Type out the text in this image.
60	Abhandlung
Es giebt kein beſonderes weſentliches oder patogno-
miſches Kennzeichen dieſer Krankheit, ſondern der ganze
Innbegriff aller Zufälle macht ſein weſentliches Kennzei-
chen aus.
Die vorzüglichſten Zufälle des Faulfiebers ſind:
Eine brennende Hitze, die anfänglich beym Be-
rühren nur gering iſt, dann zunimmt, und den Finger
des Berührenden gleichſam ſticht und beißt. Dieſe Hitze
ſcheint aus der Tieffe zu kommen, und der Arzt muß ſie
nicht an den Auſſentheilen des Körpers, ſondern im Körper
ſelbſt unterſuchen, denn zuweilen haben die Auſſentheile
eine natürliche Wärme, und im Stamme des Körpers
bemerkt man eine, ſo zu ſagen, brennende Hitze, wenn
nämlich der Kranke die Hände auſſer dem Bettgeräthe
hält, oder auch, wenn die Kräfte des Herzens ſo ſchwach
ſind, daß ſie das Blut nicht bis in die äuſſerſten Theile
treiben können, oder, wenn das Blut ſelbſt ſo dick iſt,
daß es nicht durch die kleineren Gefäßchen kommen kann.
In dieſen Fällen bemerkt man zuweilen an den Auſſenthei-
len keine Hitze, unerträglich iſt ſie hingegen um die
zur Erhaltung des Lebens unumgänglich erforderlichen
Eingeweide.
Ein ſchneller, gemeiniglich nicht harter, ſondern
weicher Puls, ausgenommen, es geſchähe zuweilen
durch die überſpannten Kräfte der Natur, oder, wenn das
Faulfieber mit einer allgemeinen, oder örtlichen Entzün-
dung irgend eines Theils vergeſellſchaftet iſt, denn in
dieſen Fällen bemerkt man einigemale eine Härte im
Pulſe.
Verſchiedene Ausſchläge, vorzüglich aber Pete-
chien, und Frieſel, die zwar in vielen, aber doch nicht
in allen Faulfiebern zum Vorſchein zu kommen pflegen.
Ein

┄┄┄┄┄┄┄┄┄┄

What is needed: Please repeat each entry exactly as written.

Exercise output:
Type out the text in this image.
60	Abhandlung
Es giebt kein beſonderes weſentliches oder patogno-
miſches Kennzeichen dieſer Krankheit, ſondern der ganze
Innbegriff aller Zufälle macht ſein weſentliches Kennzei-
chen aus.
Die vorzüglichſten Zufälle des Faulfiebers ſind:
Eine brennende Hitze, die anfänglich beym Be-
rühren nur gering iſt, dann zunimmt, und den Finger
des Berührenden gleichſam ſticht und beißt. Dieſe Hitze
ſcheint aus der Tieffe zu kommen, und der Arzt muß ſie
nicht an den Auſſentheilen des Körpers, ſondern im Körper
ſelbſt unterſuchen, denn zuweilen haben die Auſſentheile
eine natürliche Wärme, und im Stamme des Körpers
bemerkt man eine, ſo zu ſagen, brennende Hitze, wenn
nämlich der Kranke die Hände auſſer dem Bettgeräthe
hält, oder auch, wenn die Kräfte des Herzens ſo ſchwach
ſind, daß ſie das Blut nicht bis in die äuſſerſten Theile
treiben können, oder, wenn das Blut ſelbſt ſo dick iſt,
daß es nicht durch die kleineren Gefäßchen kommen kann.
In dieſen Fällen bemerkt man zuweilen an den Auſſenthei-
len keine Hitze, unerträglich iſt ſie hingegen um die
zur Erhaltung des Lebens unumgänglich erforderlichen
Eingeweide.
Ein ſchneller, gemeiniglich nicht harter, ſondern
weicher Puls, ausgenommen, es geſchähe zuweilen
durch die überſpannten Kräfte der Natur, oder, wenn das
Faulfieber mit einer allgemeinen, oder örtlichen Entzün-
dung irgend eines Theils vergeſellſchaftet iſt, denn in
dieſen Fällen bemerkt man einigemale eine Härte im
Pulſe.
Verſchiedene Ausſchläge, vorzüglich aber Pete-
chien, und Frieſel, die zwar in vielen, aber doch nicht
in allen Faulfiebern zum Vorſchein zu kommen pflegen.
Ein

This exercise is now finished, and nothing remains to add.